* _Exercise goal_: Write out each line in which the string "крови" is present.

::::::::::

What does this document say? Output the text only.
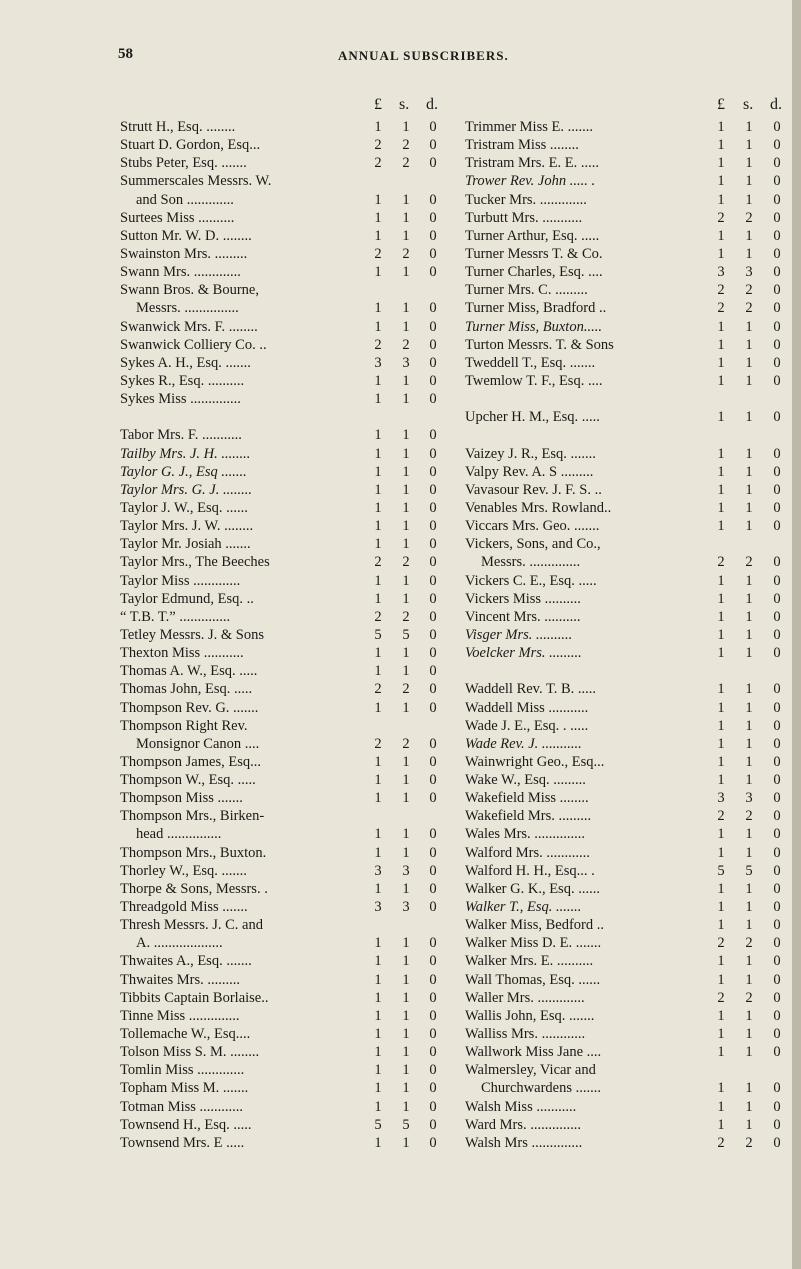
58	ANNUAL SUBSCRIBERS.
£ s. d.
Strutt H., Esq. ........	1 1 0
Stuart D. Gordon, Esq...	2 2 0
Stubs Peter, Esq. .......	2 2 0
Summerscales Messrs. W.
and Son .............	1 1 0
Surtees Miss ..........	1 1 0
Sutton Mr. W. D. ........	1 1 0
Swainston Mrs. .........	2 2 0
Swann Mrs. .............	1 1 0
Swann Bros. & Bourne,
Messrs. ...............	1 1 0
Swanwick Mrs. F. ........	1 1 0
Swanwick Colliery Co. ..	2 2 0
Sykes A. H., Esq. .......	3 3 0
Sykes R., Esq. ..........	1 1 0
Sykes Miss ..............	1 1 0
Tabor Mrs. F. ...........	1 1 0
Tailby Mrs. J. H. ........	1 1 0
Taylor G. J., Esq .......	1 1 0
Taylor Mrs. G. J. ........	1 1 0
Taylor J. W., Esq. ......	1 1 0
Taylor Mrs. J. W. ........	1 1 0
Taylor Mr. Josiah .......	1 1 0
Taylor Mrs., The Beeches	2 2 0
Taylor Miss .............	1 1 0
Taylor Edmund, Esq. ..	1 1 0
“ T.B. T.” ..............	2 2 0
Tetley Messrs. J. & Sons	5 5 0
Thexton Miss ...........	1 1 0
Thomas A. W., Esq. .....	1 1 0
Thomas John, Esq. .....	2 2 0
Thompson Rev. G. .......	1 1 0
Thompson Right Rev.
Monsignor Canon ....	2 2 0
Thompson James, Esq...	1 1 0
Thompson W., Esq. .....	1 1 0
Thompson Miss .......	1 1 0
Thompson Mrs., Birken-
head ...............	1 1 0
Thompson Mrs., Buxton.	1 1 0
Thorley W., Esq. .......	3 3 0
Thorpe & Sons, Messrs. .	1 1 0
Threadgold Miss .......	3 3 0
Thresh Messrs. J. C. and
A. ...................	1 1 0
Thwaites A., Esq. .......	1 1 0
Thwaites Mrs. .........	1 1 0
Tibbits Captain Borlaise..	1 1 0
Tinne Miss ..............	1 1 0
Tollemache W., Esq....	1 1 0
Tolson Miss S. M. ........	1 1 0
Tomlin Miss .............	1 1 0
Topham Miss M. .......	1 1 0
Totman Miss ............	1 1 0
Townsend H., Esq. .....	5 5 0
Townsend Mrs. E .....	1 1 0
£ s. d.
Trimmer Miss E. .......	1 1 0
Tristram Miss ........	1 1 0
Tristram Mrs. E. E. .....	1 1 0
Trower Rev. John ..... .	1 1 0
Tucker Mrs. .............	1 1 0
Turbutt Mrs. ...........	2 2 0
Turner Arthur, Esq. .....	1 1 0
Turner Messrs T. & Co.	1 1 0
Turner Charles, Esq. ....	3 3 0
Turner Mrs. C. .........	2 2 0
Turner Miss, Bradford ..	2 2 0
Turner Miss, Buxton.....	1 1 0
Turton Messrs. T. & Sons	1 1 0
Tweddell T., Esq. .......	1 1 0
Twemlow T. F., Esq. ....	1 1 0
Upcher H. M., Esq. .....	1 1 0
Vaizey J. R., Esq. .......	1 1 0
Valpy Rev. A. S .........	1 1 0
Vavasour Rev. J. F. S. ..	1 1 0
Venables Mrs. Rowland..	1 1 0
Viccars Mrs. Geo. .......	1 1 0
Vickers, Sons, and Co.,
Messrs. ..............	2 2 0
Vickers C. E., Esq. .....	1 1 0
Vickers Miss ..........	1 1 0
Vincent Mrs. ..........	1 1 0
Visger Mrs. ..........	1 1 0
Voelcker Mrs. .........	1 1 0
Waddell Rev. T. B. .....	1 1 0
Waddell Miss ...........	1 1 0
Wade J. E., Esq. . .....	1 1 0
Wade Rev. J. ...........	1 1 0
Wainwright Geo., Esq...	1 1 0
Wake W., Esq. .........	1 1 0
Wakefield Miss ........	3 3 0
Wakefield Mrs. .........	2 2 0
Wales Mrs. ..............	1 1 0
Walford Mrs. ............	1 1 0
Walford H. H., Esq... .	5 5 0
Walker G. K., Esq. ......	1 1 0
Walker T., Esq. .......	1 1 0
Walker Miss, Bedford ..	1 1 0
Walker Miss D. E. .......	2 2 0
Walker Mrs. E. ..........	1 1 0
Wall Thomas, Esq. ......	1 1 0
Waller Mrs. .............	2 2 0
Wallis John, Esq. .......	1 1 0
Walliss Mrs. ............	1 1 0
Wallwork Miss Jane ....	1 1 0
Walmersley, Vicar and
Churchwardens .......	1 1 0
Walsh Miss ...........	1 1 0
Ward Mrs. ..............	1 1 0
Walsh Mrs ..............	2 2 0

::::::::::

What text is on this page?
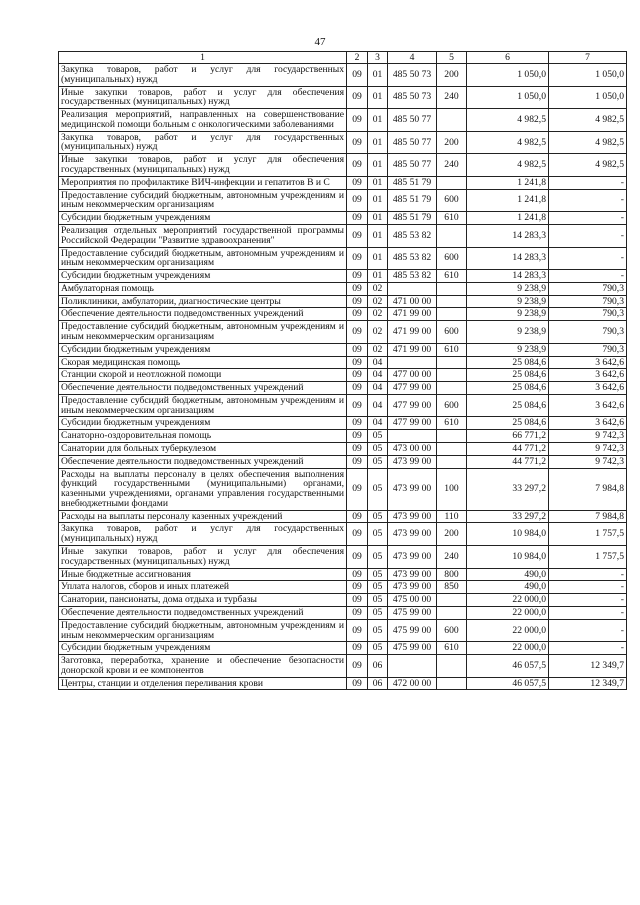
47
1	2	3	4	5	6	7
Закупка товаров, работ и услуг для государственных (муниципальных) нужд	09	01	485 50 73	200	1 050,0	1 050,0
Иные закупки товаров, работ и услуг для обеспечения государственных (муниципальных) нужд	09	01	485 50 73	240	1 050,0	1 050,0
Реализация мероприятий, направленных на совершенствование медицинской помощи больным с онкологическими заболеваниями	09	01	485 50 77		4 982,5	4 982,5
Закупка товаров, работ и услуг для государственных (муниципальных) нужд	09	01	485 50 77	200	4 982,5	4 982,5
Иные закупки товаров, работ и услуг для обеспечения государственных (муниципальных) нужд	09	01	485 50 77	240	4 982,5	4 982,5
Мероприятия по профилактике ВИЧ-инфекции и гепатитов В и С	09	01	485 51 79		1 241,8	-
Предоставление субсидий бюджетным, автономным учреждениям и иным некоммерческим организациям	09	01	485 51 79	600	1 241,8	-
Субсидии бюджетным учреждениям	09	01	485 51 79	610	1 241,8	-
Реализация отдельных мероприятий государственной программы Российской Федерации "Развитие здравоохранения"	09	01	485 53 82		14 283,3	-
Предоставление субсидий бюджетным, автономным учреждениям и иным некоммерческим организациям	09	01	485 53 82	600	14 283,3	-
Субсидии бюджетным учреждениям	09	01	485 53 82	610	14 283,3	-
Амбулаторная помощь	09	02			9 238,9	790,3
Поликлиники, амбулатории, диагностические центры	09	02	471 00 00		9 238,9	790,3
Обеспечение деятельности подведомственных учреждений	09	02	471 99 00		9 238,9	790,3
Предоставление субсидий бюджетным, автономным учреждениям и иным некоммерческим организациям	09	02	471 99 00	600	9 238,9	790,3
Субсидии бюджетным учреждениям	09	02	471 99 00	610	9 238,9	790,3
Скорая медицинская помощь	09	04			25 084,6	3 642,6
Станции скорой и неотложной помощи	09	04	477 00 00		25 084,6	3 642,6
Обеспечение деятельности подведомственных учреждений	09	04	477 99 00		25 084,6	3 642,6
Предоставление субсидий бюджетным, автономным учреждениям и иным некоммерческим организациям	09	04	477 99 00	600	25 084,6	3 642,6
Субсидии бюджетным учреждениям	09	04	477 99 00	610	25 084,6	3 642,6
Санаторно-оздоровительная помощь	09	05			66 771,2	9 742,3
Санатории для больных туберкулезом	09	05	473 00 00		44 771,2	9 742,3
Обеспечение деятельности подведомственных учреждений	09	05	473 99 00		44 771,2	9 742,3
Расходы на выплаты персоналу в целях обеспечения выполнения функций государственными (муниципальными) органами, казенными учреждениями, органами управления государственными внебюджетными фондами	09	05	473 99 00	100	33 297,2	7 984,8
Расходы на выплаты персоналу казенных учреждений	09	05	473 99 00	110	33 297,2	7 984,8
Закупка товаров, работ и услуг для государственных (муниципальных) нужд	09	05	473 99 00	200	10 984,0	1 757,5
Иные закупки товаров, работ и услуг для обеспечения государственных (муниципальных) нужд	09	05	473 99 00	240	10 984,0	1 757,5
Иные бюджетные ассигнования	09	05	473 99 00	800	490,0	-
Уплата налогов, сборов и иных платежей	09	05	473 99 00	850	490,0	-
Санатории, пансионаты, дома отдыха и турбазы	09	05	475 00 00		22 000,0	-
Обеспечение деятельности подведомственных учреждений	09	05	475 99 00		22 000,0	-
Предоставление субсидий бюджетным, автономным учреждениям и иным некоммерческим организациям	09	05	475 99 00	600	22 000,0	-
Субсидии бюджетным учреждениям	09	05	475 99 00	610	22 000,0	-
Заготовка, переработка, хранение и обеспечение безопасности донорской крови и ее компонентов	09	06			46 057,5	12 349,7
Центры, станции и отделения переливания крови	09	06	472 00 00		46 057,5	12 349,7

::::::::::

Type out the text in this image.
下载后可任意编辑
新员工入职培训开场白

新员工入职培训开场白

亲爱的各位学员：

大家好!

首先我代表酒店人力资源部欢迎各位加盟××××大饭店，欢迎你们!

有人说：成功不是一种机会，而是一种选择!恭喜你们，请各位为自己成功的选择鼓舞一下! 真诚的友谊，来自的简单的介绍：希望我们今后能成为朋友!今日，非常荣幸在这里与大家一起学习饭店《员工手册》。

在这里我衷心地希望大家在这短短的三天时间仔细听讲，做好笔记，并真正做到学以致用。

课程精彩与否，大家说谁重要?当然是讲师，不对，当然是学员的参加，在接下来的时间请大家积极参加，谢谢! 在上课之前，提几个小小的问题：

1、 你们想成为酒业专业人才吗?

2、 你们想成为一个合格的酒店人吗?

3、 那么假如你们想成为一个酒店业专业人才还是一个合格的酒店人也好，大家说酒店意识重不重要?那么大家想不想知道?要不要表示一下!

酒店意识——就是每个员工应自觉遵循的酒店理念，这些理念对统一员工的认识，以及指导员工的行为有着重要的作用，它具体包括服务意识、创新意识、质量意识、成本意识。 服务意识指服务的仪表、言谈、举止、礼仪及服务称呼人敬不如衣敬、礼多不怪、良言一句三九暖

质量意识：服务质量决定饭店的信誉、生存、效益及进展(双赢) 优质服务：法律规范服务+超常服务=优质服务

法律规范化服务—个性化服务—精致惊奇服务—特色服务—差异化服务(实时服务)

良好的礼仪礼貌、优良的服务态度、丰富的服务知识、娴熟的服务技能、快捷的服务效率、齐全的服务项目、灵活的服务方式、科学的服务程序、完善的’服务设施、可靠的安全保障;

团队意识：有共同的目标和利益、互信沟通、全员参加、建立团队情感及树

::::::::::

* _Reply_:
Заготовка, переработка, хранение и обеспечение безопасности донорской крови и ее компонентов	09	06			46 057,5	12 349,7
Центры, станции и отделения переливания крови	09	06	472 00 00		46 057,5	12 349,7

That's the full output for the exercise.